EXERCISE DIRECTIONS:
Take the entries below and print all of them exactly, please.

Extracted records:
════════════════
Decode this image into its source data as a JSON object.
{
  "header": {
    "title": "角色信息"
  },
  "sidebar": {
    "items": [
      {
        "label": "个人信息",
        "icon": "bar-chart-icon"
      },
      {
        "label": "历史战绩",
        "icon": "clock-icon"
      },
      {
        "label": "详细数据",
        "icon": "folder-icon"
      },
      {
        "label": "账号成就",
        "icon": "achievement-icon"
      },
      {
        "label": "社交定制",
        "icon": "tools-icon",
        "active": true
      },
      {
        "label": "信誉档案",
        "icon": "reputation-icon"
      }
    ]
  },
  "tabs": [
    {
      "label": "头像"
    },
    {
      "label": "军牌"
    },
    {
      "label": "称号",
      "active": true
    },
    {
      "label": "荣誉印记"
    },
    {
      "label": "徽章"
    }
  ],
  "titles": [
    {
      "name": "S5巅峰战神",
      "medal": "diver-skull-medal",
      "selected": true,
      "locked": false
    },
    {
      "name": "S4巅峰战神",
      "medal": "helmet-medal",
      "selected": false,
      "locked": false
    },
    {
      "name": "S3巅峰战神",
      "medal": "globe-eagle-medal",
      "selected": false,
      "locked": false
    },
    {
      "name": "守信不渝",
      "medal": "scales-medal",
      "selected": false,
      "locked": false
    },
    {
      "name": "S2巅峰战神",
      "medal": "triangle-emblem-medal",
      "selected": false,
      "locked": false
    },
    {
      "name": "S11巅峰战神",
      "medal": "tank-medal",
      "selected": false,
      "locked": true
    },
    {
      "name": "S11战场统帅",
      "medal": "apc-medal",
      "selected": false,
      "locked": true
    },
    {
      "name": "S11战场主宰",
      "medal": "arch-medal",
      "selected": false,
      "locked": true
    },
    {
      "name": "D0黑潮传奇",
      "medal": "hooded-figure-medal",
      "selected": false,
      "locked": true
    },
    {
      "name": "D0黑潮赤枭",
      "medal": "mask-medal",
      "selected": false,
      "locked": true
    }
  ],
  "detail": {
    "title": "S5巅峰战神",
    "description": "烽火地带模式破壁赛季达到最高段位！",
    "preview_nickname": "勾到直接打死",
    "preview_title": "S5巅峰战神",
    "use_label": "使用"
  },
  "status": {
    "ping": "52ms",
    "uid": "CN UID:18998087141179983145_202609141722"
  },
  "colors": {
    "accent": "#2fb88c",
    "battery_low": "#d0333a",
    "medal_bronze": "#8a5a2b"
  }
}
════════════════
FULL RESPONSE:
Decode this image into its source data as a JSON object.
{
  "header": {
    "title": "角色信息"
  },
  "sidebar": {
    "items": [
      {
        "label": "个人信息",
        "icon": "bar-chart-icon"
      },
      {
        "label": "历史战绩",
        "icon": "clock-icon"
      },
      {
        "label": "详细数据",
        "icon": "folder-icon"
      },
      {
        "label": "账号成就",
        "icon": "achievement-icon"
      },
      {
        "label": "社交定制",
        "icon": "tools-icon",
        "active": true
      },
      {
        "label": "信誉档案",
        "icon": "reputation-icon"
      }
    ]
  },
  "tabs": [
    {
      "label": "头像"
    },
    {
      "label": "军牌"
    },
    {
      "label": "称号",
      "active": true
    },
    {
      "label": "荣誉印记"
    },
    {
      "label": "徽章"
    }
  ],
  "titles": [
    {
      "name": "S5巅峰战神",
      "medal": "diver-skull-medal",
      "selected": true,
      "locked": false
    },
    {
      "name": "S4巅峰战神",
      "medal": "helmet-medal",
      "selected": false,
      "locked": false
    },
    {
      "name": "S3巅峰战神",
      "medal": "globe-eagle-medal",
      "selected": false,
      "locked": false
    },
    {
      "name": "守信不渝",
      "medal": "scales-medal",
      "selected": false,
      "locked": false
    },
    {
      "name": "S2巅峰战神",
      "medal": "triangle-emblem-medal",
      "selected": false,
      "locked": false
    },
    {
      "name": "S11巅峰战神",
      "medal": "tank-medal",
      "selected": false,
      "locked": true
    },
    {
      "name": "S11战场统帅",
      "medal": "apc-medal",
      "selected": false,
      "locked": true
    },
    {
      "name": "S11战场主宰",
      "medal": "arch-medal",
      "selected": false,
      "locked": true
    },
    {
      "name": "D0黑潮传奇",
      "medal": "hooded-figure-medal",
      "selected": false,
      "locked": true
    },
    {
      "name": "D0黑潮赤枭",
      "medal": "mask-medal",
      "selected": false,
      "locked": true
    }
  ],
  "detail": {
    "title": "S5巅峰战神",
    "description": "烽火地带模式破壁赛季达到最高段位！",
    "preview_nickname": "勾到直接打死",
    "preview_title": "S5巅峰战神",
    "use_label": "使用"
  },
  "status": {
    "ping": "52ms",
    "uid": "CN UID:18998087141179983145_202609141722"
  },
  "colors": {
    "accent": "#2fb88c",
    "battery_low": "#d0333a",
    "medal_bronze": "#8a5a2b"
  }
}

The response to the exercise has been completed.